* **Material provided**:
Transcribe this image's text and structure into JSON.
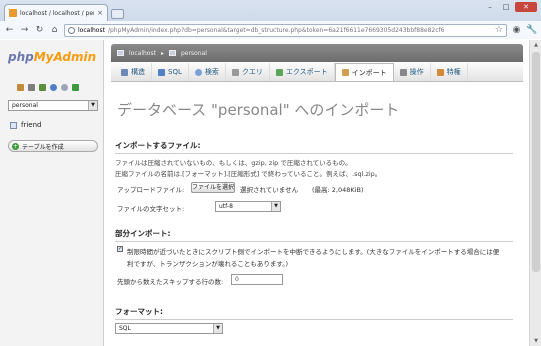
{
  "browser": {
    "tab_title": "localhost / localhost / perso",
    "tab_close": "×",
    "url_host": "localhost",
    "url_path": "/phpMyAdmin/index.php?db=personal&target=db_structure.php&token=6a21f6611e7669305d243bbf88e82cf6",
    "minimize": "–",
    "maximize": "□",
    "close": "✕"
  },
  "sidebar": {
    "logo_php": "php",
    "logo_myadmin": "MyAdmin",
    "db_selected": "personal",
    "tables": [
      {
        "name": "friend"
      }
    ],
    "create_table": "テーブルを作成"
  },
  "breadcrumb": {
    "server": "localhost",
    "db": "personal"
  },
  "tabs": [
    {
      "label": "構造",
      "color": "#6c8ab7"
    },
    {
      "label": "SQL",
      "color": "#4f7fc4"
    },
    {
      "label": "検索",
      "color": "#7aa0d8"
    },
    {
      "label": "クエリ",
      "color": "#999999"
    },
    {
      "label": "エクスポート",
      "color": "#5aa55a"
    },
    {
      "label": "インポート",
      "color": "#d0a050"
    },
    {
      "label": "操作",
      "color": "#888888"
    },
    {
      "label": "特権",
      "color": "#d58a3a"
    }
  ],
  "main": {
    "heading": "データベース \"personal\" へのインポート",
    "file_section": "インポートするファイル:",
    "file_desc1": "ファイルは圧縮されていないもの、もしくは、gzip, zip で圧縮されているもの。",
    "file_desc2": "圧縮ファイルの名前は.[フォーマット].[圧縮形式] で終わっていること。例えば、.sql.zip。",
    "upload_label": "アップロードファイル:",
    "file_button": "ファイルを選択",
    "no_file": "選択されていません",
    "max_size": "(最高: 2,048KiB)",
    "charset_label": "ファイルの文字セット:",
    "charset_value": "utf-8",
    "partial_section": "部分インポート:",
    "partial_desc1": "制限時間が近づいたときにスクリプト側でインポートを中断できるようにします。(大きなファイルをインポートする場合には便",
    "partial_desc2": "利ですが、トランザクションが壊れることもあります。)",
    "skip_label": "先頭から数えたスキップする行の数:",
    "skip_value": "0",
    "format_section": "フォーマット:",
    "format_value": "SQL"
  }
}
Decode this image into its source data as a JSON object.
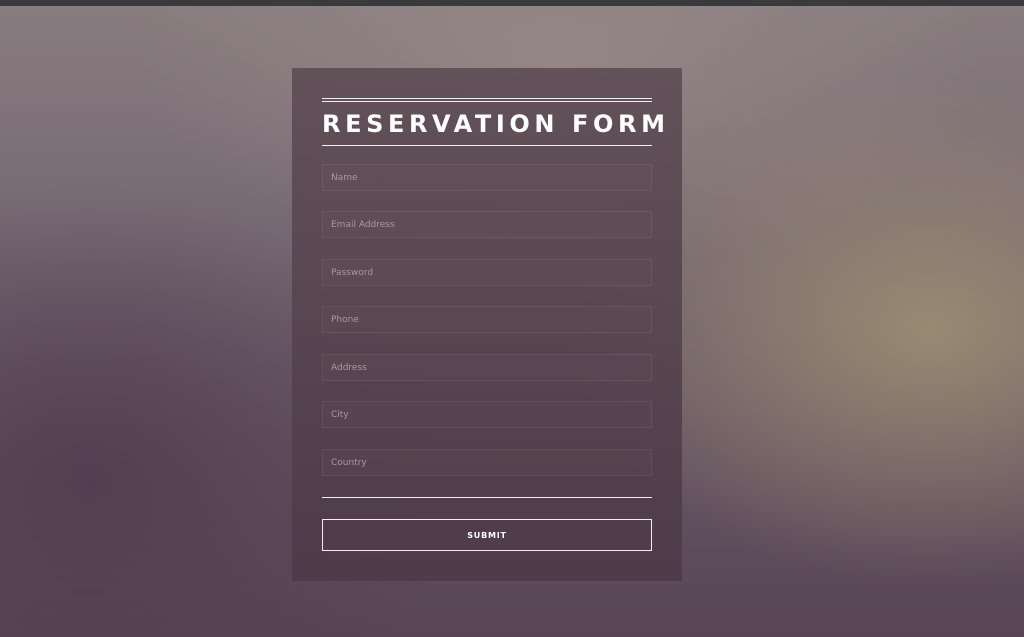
{
  "form": {
    "title": "RESERVATION FORM",
    "fields": [
      {
        "name": "name",
        "placeholder": "Name",
        "value": ""
      },
      {
        "name": "email",
        "placeholder": "Email Address",
        "value": ""
      },
      {
        "name": "password",
        "placeholder": "Password",
        "value": ""
      },
      {
        "name": "phone",
        "placeholder": "Phone",
        "value": ""
      },
      {
        "name": "address",
        "placeholder": "Address",
        "value": ""
      },
      {
        "name": "city",
        "placeholder": "City",
        "value": ""
      },
      {
        "name": "country",
        "placeholder": "Country",
        "value": ""
      }
    ],
    "submit_label": "SUBMIT"
  },
  "colors": {
    "panel": "#5a4752",
    "text": "#ffffff",
    "placeholder": "#a8999f",
    "rule": "#f2eef0"
  }
}
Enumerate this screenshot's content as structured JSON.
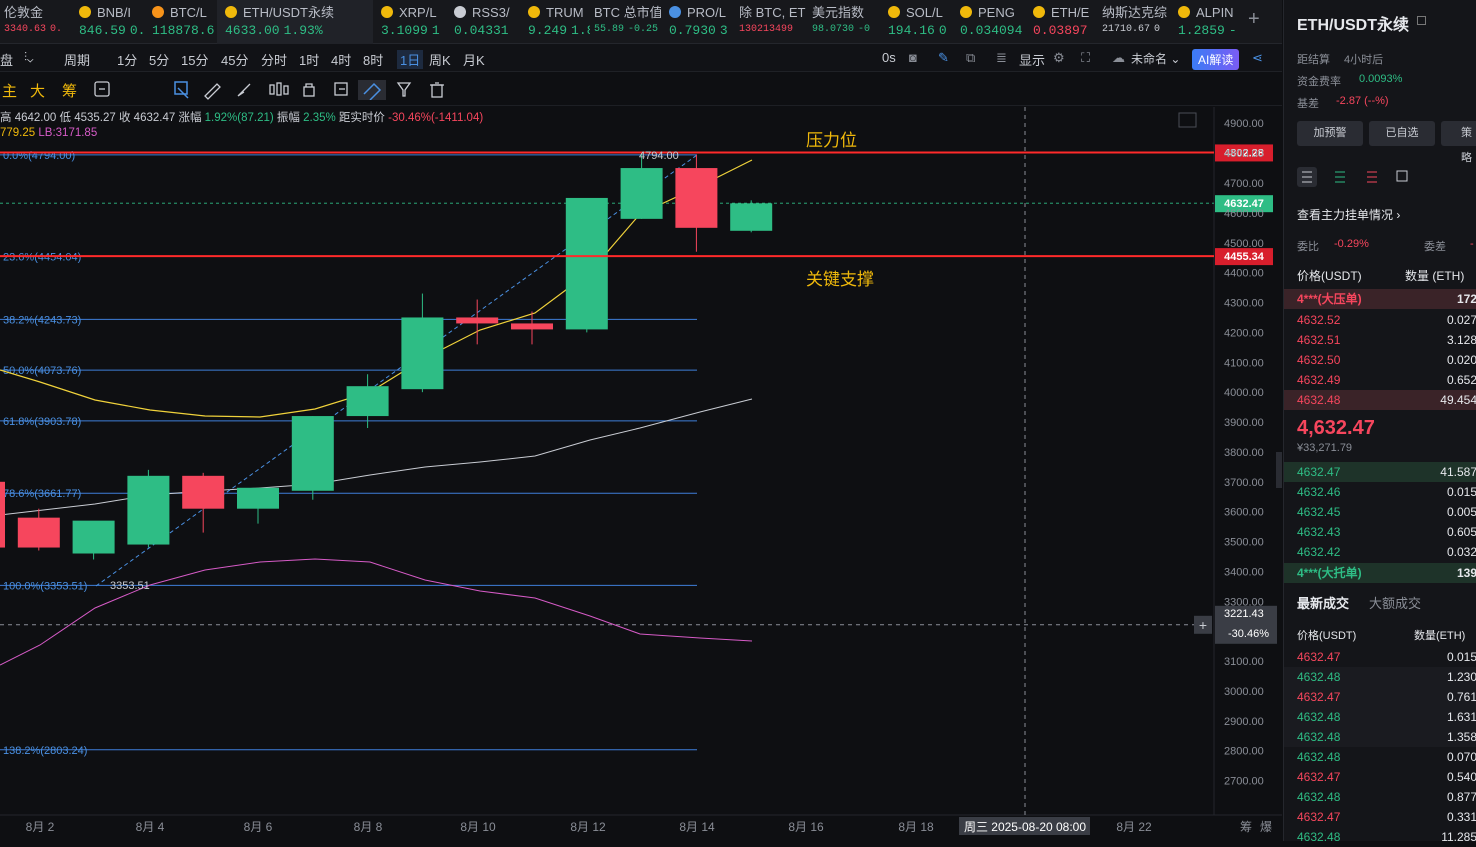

* **Challenge**:
Report only how many lines in the records contain the word "this".

* **Written reply**:
3